[Dataset records]
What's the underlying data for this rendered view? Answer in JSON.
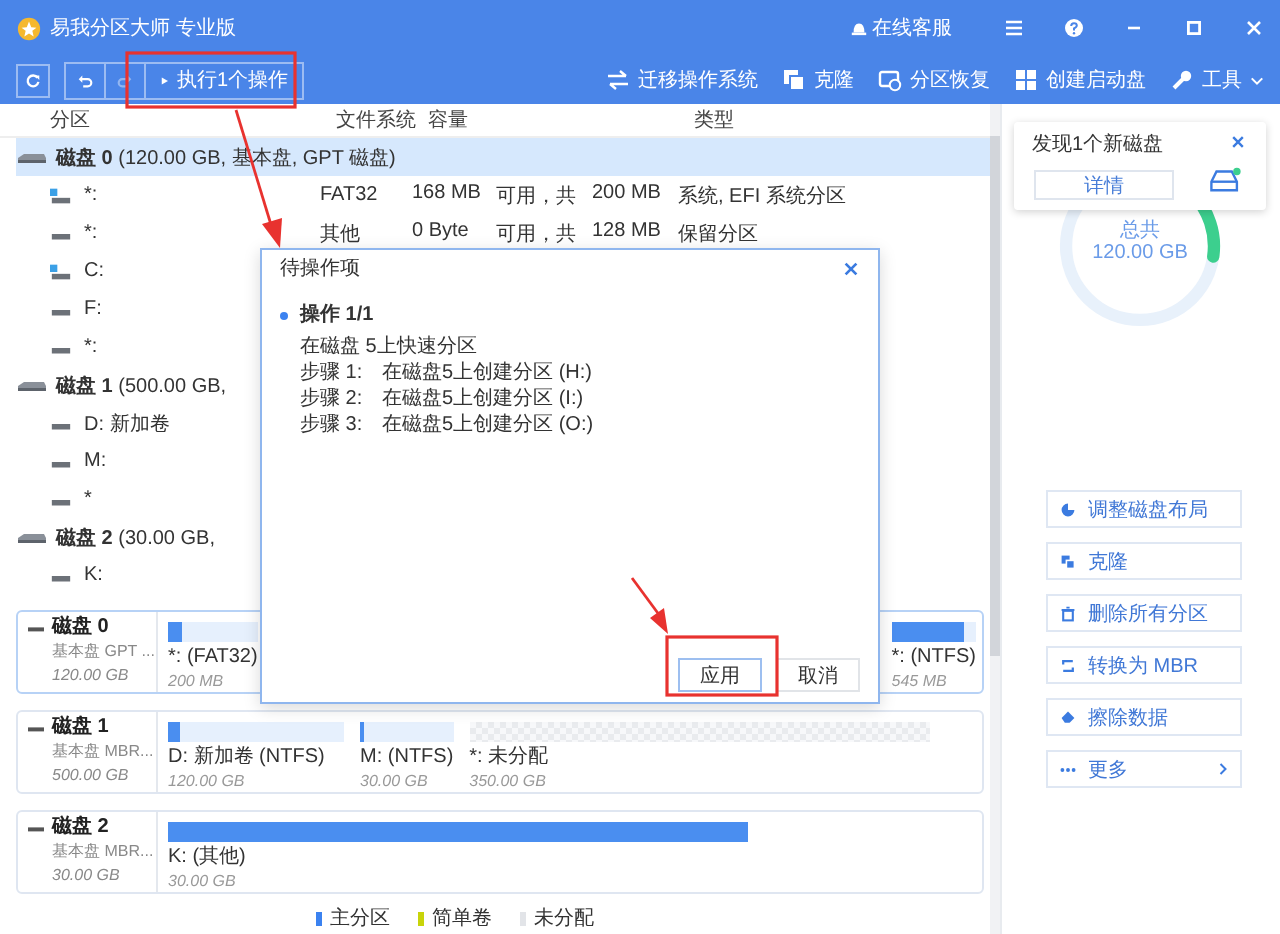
{
  "window": {
    "title": "易我分区大师 专业版",
    "service": "在线客服"
  },
  "toolbar": {
    "run_button": "执行1个操作",
    "redo_disabled": true,
    "actions": [
      "迁移操作系统",
      "克隆",
      "分区恢复",
      "创建启动盘",
      "工具"
    ]
  },
  "table": {
    "columns": [
      "分区",
      "文件系统",
      "容量",
      "类型"
    ],
    "rows": [
      {
        "kind": "disk",
        "label": "**磁盘 0** (120.00 GB, 基本盘, GPT 磁盘)",
        "selected": true
      },
      {
        "kind": "system_partition",
        "name": "*:",
        "fs": "FAT32",
        "free": "168 MB",
        "free_label": "可用，共",
        "total": "200 MB",
        "type": "系统, EFI 系统分区",
        "selected": false
      },
      {
        "kind": "partition",
        "name": "*:",
        "fs": "其他",
        "free": "0 Byte",
        "free_label": "可用，共",
        "total": "128 MB",
        "type": "保留分区",
        "selected": false
      },
      {
        "kind": "system_partition",
        "name": "C:",
        "selected": false
      },
      {
        "kind": "partition",
        "name": "F:",
        "selected": false
      },
      {
        "kind": "partition",
        "name": "*:",
        "selected": false
      },
      {
        "kind": "disk",
        "label": "**磁盘 1** (500.00 GB,",
        "selected": false
      },
      {
        "kind": "partition",
        "name": "D: 新加卷",
        "selected": false
      },
      {
        "kind": "partition",
        "name": "M:",
        "selected": false
      },
      {
        "kind": "partition",
        "name": "*",
        "selected": false
      },
      {
        "kind": "disk",
        "label": "**磁盘 2** (30.00 GB,",
        "selected": false
      },
      {
        "kind": "partition",
        "name": "K:",
        "selected": false
      }
    ]
  },
  "disk_map": [
    {
      "name": "磁盘 0",
      "type": "基本盘 GPT ...",
      "size": "120.00 GB",
      "partitions": [
        {
          "kind": "primary",
          "label": "*: (FAT32)",
          "size": "200 MB",
          "level": 0.15
        },
        {
          "kind": "primary",
          "label": "*: (NTFS)",
          "size": "545 MB",
          "level": 0.85
        }
      ]
    },
    {
      "name": "磁盘 1",
      "type": "基本盘 MBR...",
      "size": "500.00 GB",
      "partitions": [
        {
          "kind": "primary",
          "label": "D: 新加卷 (NTFS)",
          "size": "120.00 GB",
          "level": 0.07
        },
        {
          "kind": "primary",
          "label": "M: (NTFS)",
          "size": "30.00 GB",
          "level": 0.04
        },
        {
          "kind": "unallocated",
          "label": "*: 未分配",
          "size": "350.00 GB"
        }
      ]
    },
    {
      "name": "磁盘 2",
      "type": "基本盘 MBR...",
      "size": "30.00 GB",
      "partitions": [
        {
          "kind": "primary",
          "label": "K: (其他)",
          "size": "30.00 GB",
          "level": 1
        }
      ]
    }
  ],
  "legend": [
    {
      "label": "主分区",
      "color": "#3b82f0"
    },
    {
      "label": "简单卷",
      "color": "#c8d40a"
    },
    {
      "label": "未分配",
      "color": "#e2e4e8"
    }
  ],
  "side_panel": {
    "notice": {
      "text": "发现1个新磁盘",
      "button": "详情"
    },
    "total_label": "总共",
    "total": "120.00 GB",
    "actions": [
      {
        "kind": "layout",
        "label": "调整磁盘布局"
      },
      {
        "kind": "clone",
        "label": "克隆"
      },
      {
        "kind": "delete",
        "label": "删除所有分区"
      },
      {
        "kind": "convert",
        "label": "转换为 MBR"
      },
      {
        "kind": "wipe",
        "label": "擦除数据"
      },
      {
        "kind": "more",
        "label": "更多"
      }
    ]
  },
  "dialog": {
    "title": "待操作项",
    "heading": "操作 1/1",
    "summary": "在磁盘 5上快速分区",
    "steps": [
      {
        "label": "步骤 1:",
        "text": "在磁盘5上创建分区 (H:)"
      },
      {
        "label": "步骤 2:",
        "text": "在磁盘5上创建分区 (I:)"
      },
      {
        "label": "步骤 3:",
        "text": "在磁盘5上创建分区 (O:)"
      }
    ],
    "buttons": [
      {
        "label": "应用",
        "primary": true
      },
      {
        "label": "取消",
        "primary": false
      }
    ]
  }
}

=== YOUR GOAL ===
Give nothing but the number of lines containing the string "color".

=== ANSWER ===
3